▶ Task 1
Write out the entries word for word, starting with their first line and stopping after the line that contains "th-details: Details xyxy=(65,331,269,362)".

▶ Selected text
==============================
Continuing the previous note, some video signals are gamma corrected. A CRT monitor does not generate a signal linear in the input voltage, but some power, called gamma, of the voltage. To make CRT televisions easier to build, video signals are adjusted at the source (once), instead of in each individual receiver. Should this be discussed here? Gah4 (talk) 02:43, 11 January 2019 (UTC)

No. Nothing to do with logarithms (decibels), and covered at gamma correction. Dicklyon (talk) 05:09, 11 January 2019 (UTC)
The question is, how do you quote power levels or gains of signals that have had gamma correction applied. Gah4 (talk) 10:39, 11 January 2019 (UTC)
The gain applied to a signal doesn't depend on what the signal represents. Dicklyon (talk) 15:56, 11 January 2019 (UTC)

re "missing something?"Edit

With reference to this edit comment , I was alluding to that even in linear systems, there is no simple relationship P/P0 = (F/F0)2. I was sensitized to this only recently by one of the references (probably the Mills paper in Metrologia that I have). It is only true if either of two conditions holds: the impedance is frequency-independent (excluding phase), or the waveform has the same power spectrum. Either of these can be described as "idealized". I am not happy with the word "idealized", but I was finding an interim way of not reverting the revert of my edit, and simultaneously prompting a discussion. —Quondum 16:16, 1 March 2019 (UTC)
==============================
▶ Task 2
In the talk page discussion, why are video signals adjusted at the source instead of in each individual receiver?

Annotated element listings
==============================
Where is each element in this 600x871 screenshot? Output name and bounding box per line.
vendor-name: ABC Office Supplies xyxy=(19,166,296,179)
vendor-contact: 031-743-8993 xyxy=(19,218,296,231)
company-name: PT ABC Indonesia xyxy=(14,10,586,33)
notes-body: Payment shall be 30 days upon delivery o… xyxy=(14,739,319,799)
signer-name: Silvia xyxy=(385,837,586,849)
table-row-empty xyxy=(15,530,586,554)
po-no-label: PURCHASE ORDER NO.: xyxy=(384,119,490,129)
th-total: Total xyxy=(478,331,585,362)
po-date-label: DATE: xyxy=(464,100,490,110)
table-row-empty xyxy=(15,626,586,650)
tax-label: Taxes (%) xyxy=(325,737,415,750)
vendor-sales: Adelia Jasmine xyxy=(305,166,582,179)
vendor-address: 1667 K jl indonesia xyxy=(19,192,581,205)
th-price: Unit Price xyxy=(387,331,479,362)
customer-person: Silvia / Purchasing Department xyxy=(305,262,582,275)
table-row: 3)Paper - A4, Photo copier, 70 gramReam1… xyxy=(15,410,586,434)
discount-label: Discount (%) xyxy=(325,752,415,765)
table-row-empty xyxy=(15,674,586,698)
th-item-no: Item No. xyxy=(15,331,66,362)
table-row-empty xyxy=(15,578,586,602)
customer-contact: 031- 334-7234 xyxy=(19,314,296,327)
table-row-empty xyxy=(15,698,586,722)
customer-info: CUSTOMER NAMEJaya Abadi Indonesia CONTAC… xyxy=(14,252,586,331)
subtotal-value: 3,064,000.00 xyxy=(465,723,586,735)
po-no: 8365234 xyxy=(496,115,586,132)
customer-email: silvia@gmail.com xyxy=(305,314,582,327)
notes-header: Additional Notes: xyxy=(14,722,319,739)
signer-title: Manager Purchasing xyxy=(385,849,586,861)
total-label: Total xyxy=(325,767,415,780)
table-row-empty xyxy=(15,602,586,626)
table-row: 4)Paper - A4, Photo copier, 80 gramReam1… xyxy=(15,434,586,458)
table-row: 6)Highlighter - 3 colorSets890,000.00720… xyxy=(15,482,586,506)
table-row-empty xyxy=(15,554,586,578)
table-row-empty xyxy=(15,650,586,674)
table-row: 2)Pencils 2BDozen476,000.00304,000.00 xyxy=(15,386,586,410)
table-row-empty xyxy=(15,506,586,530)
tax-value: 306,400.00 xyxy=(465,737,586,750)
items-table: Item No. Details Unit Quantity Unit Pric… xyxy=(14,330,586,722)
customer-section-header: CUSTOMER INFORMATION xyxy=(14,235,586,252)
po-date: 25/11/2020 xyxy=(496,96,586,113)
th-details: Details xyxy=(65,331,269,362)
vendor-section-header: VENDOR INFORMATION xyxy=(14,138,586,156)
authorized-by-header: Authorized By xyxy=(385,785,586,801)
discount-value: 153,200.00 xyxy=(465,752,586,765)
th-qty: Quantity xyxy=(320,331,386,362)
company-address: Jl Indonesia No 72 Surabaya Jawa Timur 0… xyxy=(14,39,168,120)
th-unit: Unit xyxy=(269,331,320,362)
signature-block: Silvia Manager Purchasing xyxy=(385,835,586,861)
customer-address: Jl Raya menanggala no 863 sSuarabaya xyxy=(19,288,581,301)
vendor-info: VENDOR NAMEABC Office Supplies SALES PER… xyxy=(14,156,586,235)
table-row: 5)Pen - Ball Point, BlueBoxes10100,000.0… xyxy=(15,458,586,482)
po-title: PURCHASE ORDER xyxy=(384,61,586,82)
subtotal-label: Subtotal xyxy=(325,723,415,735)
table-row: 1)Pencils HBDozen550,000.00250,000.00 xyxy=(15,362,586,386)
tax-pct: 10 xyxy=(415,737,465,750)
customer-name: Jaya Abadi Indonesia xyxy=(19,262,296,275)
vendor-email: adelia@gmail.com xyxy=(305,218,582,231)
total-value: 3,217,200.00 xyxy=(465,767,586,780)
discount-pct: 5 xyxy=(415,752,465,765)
==============================
▶ Correct response 1
Where is each element in this 600x871 screenshot? Output name and bounding box per line.
vendor-name: ABC Office Supplies xyxy=(19,166,296,179)
vendor-contact: 031-743-8993 xyxy=(19,218,296,231)
company-name: PT ABC Indonesia xyxy=(14,10,586,33)
notes-body: Payment shall be 30 days upon delivery o… xyxy=(14,739,319,799)
signer-name: Silvia xyxy=(385,837,586,849)
table-row-empty xyxy=(15,530,586,554)
po-no-label: PURCHASE ORDER NO.: xyxy=(384,119,490,129)
th-total: Total xyxy=(478,331,585,362)
po-date-label: DATE: xyxy=(464,100,490,110)
table-row-empty xyxy=(15,626,586,650)
tax-label: Taxes (%) xyxy=(325,737,415,750)
vendor-sales: Adelia Jasmine xyxy=(305,166,582,179)
vendor-address: 1667 K jl indonesia xyxy=(19,192,581,205)
th-price: Unit Price xyxy=(387,331,479,362)
customer-person: Silvia / Purchasing Department xyxy=(305,262,582,275)
table-row: 3)Paper - A4, Photo copier, 70 gramReam1… xyxy=(15,410,586,434)
discount-label: Discount (%) xyxy=(325,752,415,765)
table-row-empty xyxy=(15,674,586,698)
th-item-no: Item No. xyxy=(15,331,66,362)
table-row-empty xyxy=(15,578,586,602)
customer-contact: 031- 334-7234 xyxy=(19,314,296,327)
table-row-empty xyxy=(15,698,586,722)
customer-info: CUSTOMER NAMEJaya Abadi Indonesia CONTAC… xyxy=(14,252,586,331)
subtotal-value: 3,064,000.00 xyxy=(465,723,586,735)
po-no: 8365234 xyxy=(496,115,586,132)
customer-email: silvia@gmail.com xyxy=(305,314,582,327)
notes-header: Additional Notes: xyxy=(14,722,319,739)
signer-title: Manager Purchasing xyxy=(385,849,586,861)
total-label: Total xyxy=(325,767,415,780)
table-row-empty xyxy=(15,602,586,626)
table-row: 4)Paper - A4, Photo copier, 80 gramReam1… xyxy=(15,434,586,458)
table-row: 6)Highlighter - 3 colorSets890,000.00720… xyxy=(15,482,586,506)
table-row-empty xyxy=(15,554,586,578)
table-row-empty xyxy=(15,650,586,674)
table-row: 2)Pencils 2BDozen476,000.00304,000.00 xyxy=(15,386,586,410)
table-row-empty xyxy=(15,506,586,530)
tax-value: 306,400.00 xyxy=(465,737,586,750)
items-table: Item No. Details Unit Quantity Unit Pric… xyxy=(14,330,586,722)
customer-section-header: CUSTOMER INFORMATION xyxy=(14,235,586,252)
po-date: 25/11/2020 xyxy=(496,96,586,113)
th-details: Details xyxy=(65,331,269,362)

▶ Correct response 2
To make CRT televisions easier to build.